Written instruction:
Return the records word for word, from their first line through the line that contains "y-tick-label: 情侣约会 xyxy=(1482,520,1583,550)".

------------------------------------------------------------------------

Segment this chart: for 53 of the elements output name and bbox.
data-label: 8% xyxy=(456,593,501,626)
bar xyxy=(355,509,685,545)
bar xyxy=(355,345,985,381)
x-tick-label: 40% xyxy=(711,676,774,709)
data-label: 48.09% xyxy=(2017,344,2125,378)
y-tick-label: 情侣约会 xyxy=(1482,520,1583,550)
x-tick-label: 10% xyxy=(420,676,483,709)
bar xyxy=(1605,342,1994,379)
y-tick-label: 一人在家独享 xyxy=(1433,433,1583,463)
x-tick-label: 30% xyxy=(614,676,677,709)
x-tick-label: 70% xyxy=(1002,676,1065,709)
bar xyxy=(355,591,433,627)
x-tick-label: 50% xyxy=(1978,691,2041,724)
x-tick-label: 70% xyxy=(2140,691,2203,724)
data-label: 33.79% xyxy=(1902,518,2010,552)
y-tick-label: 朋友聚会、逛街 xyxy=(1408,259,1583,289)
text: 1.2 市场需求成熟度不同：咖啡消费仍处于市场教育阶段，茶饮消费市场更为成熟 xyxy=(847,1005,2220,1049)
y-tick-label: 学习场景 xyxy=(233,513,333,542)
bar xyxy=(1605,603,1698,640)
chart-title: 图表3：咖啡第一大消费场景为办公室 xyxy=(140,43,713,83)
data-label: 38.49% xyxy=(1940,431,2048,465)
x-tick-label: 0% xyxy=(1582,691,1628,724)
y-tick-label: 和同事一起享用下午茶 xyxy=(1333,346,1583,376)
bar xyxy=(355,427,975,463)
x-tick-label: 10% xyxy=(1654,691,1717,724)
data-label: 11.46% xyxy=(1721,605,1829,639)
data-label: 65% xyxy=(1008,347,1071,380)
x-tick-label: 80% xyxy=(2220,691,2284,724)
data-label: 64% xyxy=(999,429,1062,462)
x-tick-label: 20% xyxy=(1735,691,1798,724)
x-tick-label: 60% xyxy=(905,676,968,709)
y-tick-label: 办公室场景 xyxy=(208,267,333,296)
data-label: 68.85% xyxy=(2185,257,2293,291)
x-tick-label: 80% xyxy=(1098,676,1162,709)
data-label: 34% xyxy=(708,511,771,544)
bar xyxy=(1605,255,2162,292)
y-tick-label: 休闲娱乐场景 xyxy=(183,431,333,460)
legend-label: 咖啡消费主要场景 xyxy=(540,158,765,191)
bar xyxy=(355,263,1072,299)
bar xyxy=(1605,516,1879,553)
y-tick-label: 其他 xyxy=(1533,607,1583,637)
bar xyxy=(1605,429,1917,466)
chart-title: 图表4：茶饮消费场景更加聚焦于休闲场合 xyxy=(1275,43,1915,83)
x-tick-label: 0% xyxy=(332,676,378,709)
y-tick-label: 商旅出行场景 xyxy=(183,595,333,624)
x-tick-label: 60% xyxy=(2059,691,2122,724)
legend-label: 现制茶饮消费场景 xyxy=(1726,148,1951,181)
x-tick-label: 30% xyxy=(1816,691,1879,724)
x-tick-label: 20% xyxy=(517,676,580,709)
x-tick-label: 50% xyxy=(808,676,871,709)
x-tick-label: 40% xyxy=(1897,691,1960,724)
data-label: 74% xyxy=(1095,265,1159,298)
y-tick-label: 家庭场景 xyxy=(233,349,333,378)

------------------------------------------------------------------------

Final result:
Segment this chart: for 53 of the elements output name and bbox.
data-label: 8% xyxy=(456,593,501,626)
bar xyxy=(355,509,685,545)
bar xyxy=(355,345,985,381)
x-tick-label: 40% xyxy=(711,676,774,709)
data-label: 48.09% xyxy=(2017,344,2125,378)
y-tick-label: 情侣约会 xyxy=(1482,520,1583,550)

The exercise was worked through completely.